** START OF Supplied material **

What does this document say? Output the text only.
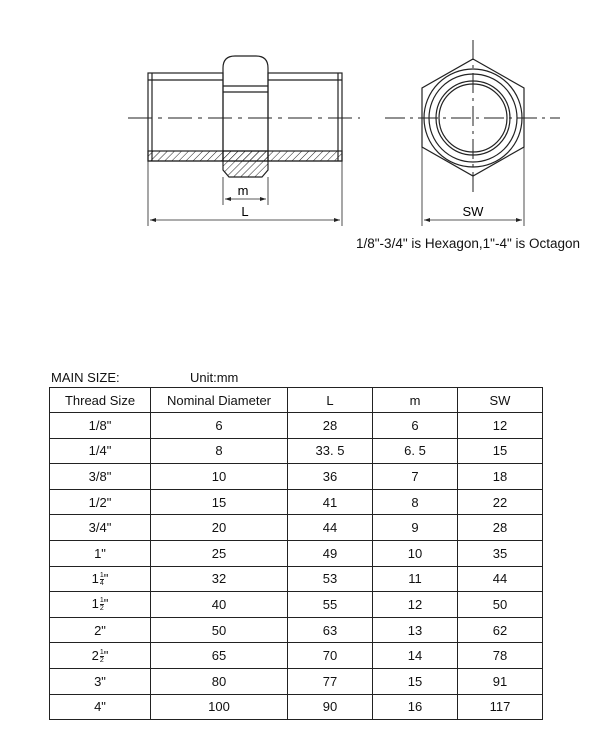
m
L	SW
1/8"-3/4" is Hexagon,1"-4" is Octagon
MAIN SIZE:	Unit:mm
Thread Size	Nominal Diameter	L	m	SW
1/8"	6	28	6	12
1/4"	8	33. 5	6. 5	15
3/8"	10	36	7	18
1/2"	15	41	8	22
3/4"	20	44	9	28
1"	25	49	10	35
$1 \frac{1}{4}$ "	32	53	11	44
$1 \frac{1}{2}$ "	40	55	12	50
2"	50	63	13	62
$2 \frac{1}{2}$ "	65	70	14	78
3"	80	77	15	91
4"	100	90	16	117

** END OF Supplied material **
** START OF Supplied material **

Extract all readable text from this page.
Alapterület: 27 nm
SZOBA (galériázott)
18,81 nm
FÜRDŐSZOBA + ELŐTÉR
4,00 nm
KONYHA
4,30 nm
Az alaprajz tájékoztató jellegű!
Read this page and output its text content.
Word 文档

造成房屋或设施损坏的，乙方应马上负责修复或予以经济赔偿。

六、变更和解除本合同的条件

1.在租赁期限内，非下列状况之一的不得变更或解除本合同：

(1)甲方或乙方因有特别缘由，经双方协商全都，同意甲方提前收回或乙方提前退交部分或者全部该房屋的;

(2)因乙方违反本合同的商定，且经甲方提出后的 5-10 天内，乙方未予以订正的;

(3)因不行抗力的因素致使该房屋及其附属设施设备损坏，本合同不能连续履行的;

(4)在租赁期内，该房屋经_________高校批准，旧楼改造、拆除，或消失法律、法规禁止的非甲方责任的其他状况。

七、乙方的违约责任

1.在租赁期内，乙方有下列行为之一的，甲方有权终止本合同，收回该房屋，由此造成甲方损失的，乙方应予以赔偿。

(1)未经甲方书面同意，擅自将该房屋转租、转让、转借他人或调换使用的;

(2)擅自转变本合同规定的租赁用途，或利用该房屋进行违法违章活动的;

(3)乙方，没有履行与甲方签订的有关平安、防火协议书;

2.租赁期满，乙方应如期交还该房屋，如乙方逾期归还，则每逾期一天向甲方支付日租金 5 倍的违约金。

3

** END OF Supplied material **

• _Challenge_:
Filter the listing for the word "page" and copy every line that holds it.

• _Result of the task_:
Extract all readable text from this page.
Read this page and output its text content.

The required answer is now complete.